→ **The problem**:
Could you print all the entries exactly?

** Start of Record extracts **

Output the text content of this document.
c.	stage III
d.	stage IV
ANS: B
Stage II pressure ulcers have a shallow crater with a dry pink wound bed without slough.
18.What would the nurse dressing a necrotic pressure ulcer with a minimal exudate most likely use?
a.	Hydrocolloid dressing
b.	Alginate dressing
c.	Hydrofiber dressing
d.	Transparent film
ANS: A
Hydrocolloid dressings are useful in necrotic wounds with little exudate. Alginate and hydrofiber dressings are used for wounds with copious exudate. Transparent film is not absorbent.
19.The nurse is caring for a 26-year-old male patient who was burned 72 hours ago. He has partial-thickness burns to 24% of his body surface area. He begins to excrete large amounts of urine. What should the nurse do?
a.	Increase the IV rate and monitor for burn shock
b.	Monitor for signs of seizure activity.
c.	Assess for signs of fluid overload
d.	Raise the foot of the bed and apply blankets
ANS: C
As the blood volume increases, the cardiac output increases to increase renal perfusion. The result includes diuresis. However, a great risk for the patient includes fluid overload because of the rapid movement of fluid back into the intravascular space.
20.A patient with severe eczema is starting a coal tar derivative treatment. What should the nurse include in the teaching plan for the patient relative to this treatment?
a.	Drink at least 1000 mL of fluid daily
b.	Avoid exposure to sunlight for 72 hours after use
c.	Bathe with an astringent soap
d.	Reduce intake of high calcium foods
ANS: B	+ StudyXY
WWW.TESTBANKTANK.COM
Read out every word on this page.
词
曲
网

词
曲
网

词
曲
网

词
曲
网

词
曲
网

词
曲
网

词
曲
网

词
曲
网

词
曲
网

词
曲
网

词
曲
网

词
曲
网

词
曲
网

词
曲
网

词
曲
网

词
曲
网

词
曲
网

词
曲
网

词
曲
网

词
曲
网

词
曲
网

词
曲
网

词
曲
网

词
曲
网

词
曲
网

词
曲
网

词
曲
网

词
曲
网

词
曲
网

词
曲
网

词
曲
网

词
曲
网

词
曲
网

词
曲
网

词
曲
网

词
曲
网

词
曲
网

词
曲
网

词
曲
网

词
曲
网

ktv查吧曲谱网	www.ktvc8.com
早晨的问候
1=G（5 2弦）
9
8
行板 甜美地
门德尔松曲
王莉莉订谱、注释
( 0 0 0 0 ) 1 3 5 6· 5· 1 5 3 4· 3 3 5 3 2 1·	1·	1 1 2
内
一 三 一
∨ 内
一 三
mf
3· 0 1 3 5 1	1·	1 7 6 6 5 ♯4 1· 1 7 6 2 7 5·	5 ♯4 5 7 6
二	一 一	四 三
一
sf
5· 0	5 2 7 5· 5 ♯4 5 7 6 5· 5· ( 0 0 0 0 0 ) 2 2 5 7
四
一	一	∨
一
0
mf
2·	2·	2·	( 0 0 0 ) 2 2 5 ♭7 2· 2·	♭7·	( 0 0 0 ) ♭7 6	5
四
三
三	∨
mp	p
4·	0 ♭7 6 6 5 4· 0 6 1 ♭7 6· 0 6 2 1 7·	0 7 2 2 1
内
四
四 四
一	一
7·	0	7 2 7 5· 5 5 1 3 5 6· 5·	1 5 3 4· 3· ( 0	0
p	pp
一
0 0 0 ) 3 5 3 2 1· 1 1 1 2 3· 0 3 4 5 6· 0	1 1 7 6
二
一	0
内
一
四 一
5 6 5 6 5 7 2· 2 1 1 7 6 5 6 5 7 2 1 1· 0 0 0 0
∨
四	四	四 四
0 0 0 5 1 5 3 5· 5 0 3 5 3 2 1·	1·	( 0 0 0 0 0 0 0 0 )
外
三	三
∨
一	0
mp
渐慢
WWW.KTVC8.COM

** End of Record extracts **

→ **Task solution**:
Output the text content of this document.
c.	stage III
d.	stage IV
ANS: B
Stage II pressure ulcers have a shallow crater with a dry pink wound bed without slough.
18.What would the nurse dressing a necrotic pressure ulcer with a minimal exudate most likely use?
a.	Hydrocolloid dressing
b.	Alginate dressing
c.	Hydrofiber dressing
d.	Transparent film
ANS: A
Hydrocolloid dressings are useful in necrotic wounds with little exudate. Alginate and hydrofiber dressings are used for wounds with copious exudate. Transparent film is not absorbent.
19.The nurse is caring for a 26-year-old male patient who was burned 72 hours ago. He has partial-thickness burns to 24% of his body surface area. He begins to excrete large amounts of urine. What should the nurse do?
a.	Increase the IV rate and monitor for burn shock
b.	Monitor for signs of seizure activity.
c.	Assess for signs of fluid overload
d.	Raise the foot of the bed and apply blankets
ANS: C
As the blood volume increases, the cardiac output increases to increase renal perfusion. The result includes diuresis. However, a great risk for the patient includes fluid overload because of the rapid movement of fluid back into the intravascular space.
20.A patient with severe eczema is starting a coal tar derivative treatment. What should the nurse include in the teaching plan for the patient relative to this treatment?
a.	Drink at least 1000 mL of fluid daily
b.	Avoid exposure to sunlight for 72 hours after use
c.	Bathe with an astringent soap
d.	Reduce intake of high calcium foods
ANS: B	+ StudyXY
WWW.TESTBANKTANK.COM
Read out every word on this page.
词
曲
网

词
曲
网

词
曲
网

词
曲
网

词
曲
网

词
曲
网

词
曲
网

词
曲
网

词
曲
网

词
曲
网

词
曲
网

词
曲
网

词
曲
网

词
曲
网

词
曲
网

词
曲
网

词
曲
网

词
曲
网

词
曲
网

词
曲
网

词
曲
网

词
曲
网

词
曲
网

词
曲
网

词
曲
网

词
曲
网

词
曲
网

词
曲
网

词
曲
网

词
曲
网

词
曲
网

词
曲
网

词
曲
网

词
曲
网

词
曲
网

词
曲
网

词
曲
网

词
曲
网

词
曲
网

词
曲
网

ktv查吧曲谱网	www.ktvc8.com
早晨的问候
1=G（5 2弦）
9
8
行板 甜美地
门德尔松曲
王莉莉订谱、注释
( 0 0 0 0 ) 1 3 5 6· 5· 1 5 3 4· 3 3 5 3 2 1·	1·	1 1 2
内
一 三 一
∨ 内
一 三
mf
3· 0 1 3 5 1	1·	1 7 6 6 5 ♯4 1· 1 7 6 2 7 5·	5 ♯4 5 7 6
二	一 一	四 三
一
sf
5· 0	5 2 7 5· 5 ♯4 5 7 6 5· 5· ( 0 0 0 0 0 ) 2 2 5 7
四
一	一	∨
一
0
mf
2·	2·	2·	( 0 0 0 ) 2 2 5 ♭7 2· 2·	♭7·	( 0 0 0 ) ♭7 6	5
四
三
三	∨
mp	p
4·	0 ♭7 6 6 5 4· 0 6 1 ♭7 6· 0 6 2 1 7·	0 7 2 2 1
内
四
四 四
一	一
7·	0	7 2 7 5· 5 5 1 3 5 6· 5·	1 5 3 4· 3· ( 0	0
p	pp
一
0 0 0 ) 3 5 3 2 1· 1 1 1 2 3· 0 3 4 5 6· 0	1 1 7 6
二
一	0
内
一
四 一
5 6 5 6 5 7 2· 2 1 1 7 6 5 6 5 7 2 1 1· 0 0 0 0
∨
四	四	四 四
0 0 0 5 1 5 3 5· 5 0 3 5 3 2 1·	1·	( 0 0 0 0 0 0 0 0 )
外
三	三
∨
一	0
mp
渐慢
WWW.KTVC8.COM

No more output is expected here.